▸ To be done
Search the data below for the word "JSON" and copy each line that holds it.
•••
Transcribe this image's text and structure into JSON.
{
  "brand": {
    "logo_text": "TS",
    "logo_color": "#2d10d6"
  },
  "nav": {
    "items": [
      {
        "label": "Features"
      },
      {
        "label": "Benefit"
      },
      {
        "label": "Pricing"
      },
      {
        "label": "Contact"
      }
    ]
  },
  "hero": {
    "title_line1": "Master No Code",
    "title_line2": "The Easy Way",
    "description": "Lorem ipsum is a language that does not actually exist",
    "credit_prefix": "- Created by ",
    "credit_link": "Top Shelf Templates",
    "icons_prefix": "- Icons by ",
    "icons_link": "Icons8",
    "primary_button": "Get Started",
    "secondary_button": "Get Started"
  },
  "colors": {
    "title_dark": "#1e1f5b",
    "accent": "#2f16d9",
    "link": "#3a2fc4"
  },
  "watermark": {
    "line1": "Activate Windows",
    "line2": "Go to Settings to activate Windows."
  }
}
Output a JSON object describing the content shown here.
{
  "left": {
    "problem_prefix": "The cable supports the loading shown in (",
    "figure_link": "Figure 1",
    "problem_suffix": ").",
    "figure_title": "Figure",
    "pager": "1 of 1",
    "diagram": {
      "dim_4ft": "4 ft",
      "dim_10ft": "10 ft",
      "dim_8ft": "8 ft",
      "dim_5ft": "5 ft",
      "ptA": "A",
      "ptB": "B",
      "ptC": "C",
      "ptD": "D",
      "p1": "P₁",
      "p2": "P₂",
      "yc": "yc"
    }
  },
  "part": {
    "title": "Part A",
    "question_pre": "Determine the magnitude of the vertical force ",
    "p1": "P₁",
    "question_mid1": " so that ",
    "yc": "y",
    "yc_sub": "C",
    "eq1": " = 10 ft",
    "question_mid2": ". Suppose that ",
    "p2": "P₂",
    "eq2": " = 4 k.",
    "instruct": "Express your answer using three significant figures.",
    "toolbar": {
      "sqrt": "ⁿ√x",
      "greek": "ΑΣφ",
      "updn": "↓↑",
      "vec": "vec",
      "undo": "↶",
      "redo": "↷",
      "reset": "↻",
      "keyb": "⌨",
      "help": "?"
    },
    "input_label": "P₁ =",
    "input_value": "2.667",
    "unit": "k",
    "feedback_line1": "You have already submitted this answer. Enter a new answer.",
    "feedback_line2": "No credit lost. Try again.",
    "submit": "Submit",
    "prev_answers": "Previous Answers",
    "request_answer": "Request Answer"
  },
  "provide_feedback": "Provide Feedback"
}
•••
▸ Exercise solution
Transcribe this image's text and structure into JSON.
Output a JSON object describing the content shown here.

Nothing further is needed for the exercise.